### YOUR INSTRUCTIONS
Return every record below exactly as written, but leave out the pictures.

==== THE RECORDS ====

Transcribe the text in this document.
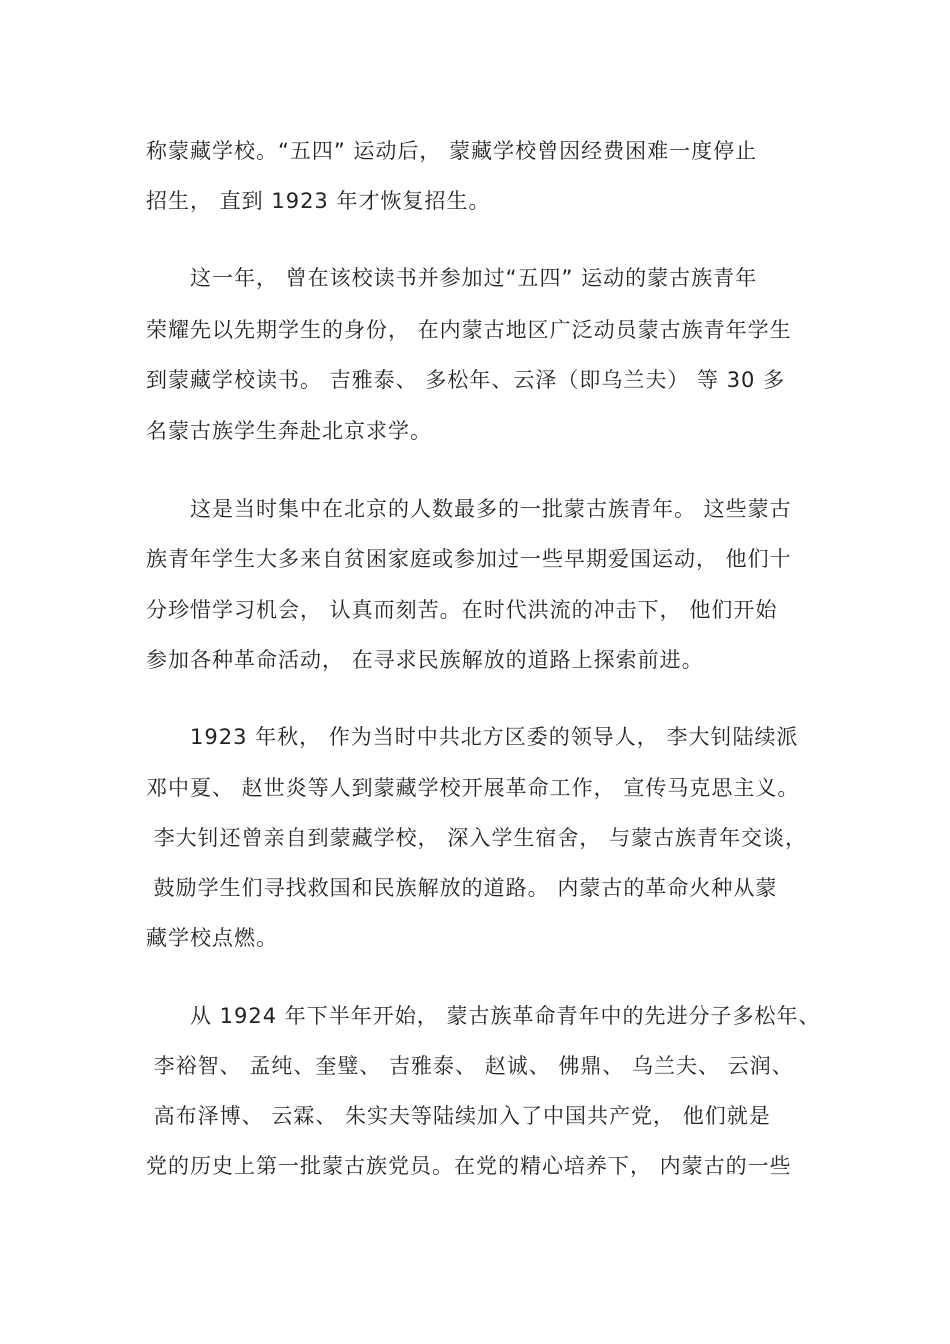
称蒙藏学校。“五四” 运动后， 蒙藏学校曾因经费困难一度停止
招生， 直到 1923 年才恢复招生。
　　这一年， 曾在该校读书并参加过“五四” 运动的蒙古族青年
荣耀先以先期学生的身份， 在内蒙古地区广泛动员蒙古族青年学生
到蒙藏学校读书。 吉雅泰、 多松年、云泽（即乌兰夫） 等 30 多
名蒙古族学生奔赴北京求学。
　　这是当时集中在北京的人数最多的一批蒙古族青年。 这些蒙古
族青年学生大多来自贫困家庭或参加过一些早期爱国运动， 他们十
分珍惜学习机会， 认真而刻苦。在时代洪流的冲击下， 他们开始
参加各种革命活动， 在寻求民族解放的道路上探索前进。
　　1923 年秋， 作为当时中共北方区委的领导人， 李大钊陆续派
邓中夏、 赵世炎等人到蒙藏学校开展革命工作， 宣传马克思主义。
李大钊还曾亲自到蒙藏学校， 深入学生宿舍， 与蒙古族青年交谈，
鼓励学生们寻找救国和民族解放的道路。 内蒙古的革命火种从蒙
藏学校点燃。
　　从 1924 年下半年开始， 蒙古族革命青年中的先进分子多松年、
李裕智、 孟纯、奎璧、 吉雅泰、 赵诚、 佛鼎、 乌兰夫、 云润、
高布泽博、 云霖、 朱实夫等陆续加入了中国共产党， 他们就是
党的历史上第一批蒙古族党员。在党的精心培养下， 内蒙古的一些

====

### WRITTEN SOLUTION
Transcribe the text in this document.
称蒙藏学校。“五四” 运动后， 蒙藏学校曾因经费困难一度停止
招生， 直到 1923 年才恢复招生。
　　这一年， 曾在该校读书并参加过“五四” 运动的蒙古族青年
荣耀先以先期学生的身份， 在内蒙古地区广泛动员蒙古族青年学生
到蒙藏学校读书。 吉雅泰、 多松年、云泽（即乌兰夫） 等 30 多
名蒙古族学生奔赴北京求学。
　　这是当时集中在北京的人数最多的一批蒙古族青年。 这些蒙古
族青年学生大多来自贫困家庭或参加过一些早期爱国运动， 他们十
分珍惜学习机会， 认真而刻苦。在时代洪流的冲击下， 他们开始
参加各种革命活动， 在寻求民族解放的道路上探索前进。
　　1923 年秋， 作为当时中共北方区委的领导人， 李大钊陆续派
邓中夏、 赵世炎等人到蒙藏学校开展革命工作， 宣传马克思主义。
李大钊还曾亲自到蒙藏学校， 深入学生宿舍， 与蒙古族青年交谈，
鼓励学生们寻找救国和民族解放的道路。 内蒙古的革命火种从蒙
藏学校点燃。
　　从 1924 年下半年开始， 蒙古族革命青年中的先进分子多松年、
李裕智、 孟纯、奎璧、 吉雅泰、 赵诚、 佛鼎、 乌兰夫、 云润、
高布泽博、 云霖、 朱实夫等陆续加入了中国共产党， 他们就是
党的历史上第一批蒙古族党员。在党的精心培养下， 内蒙古的一些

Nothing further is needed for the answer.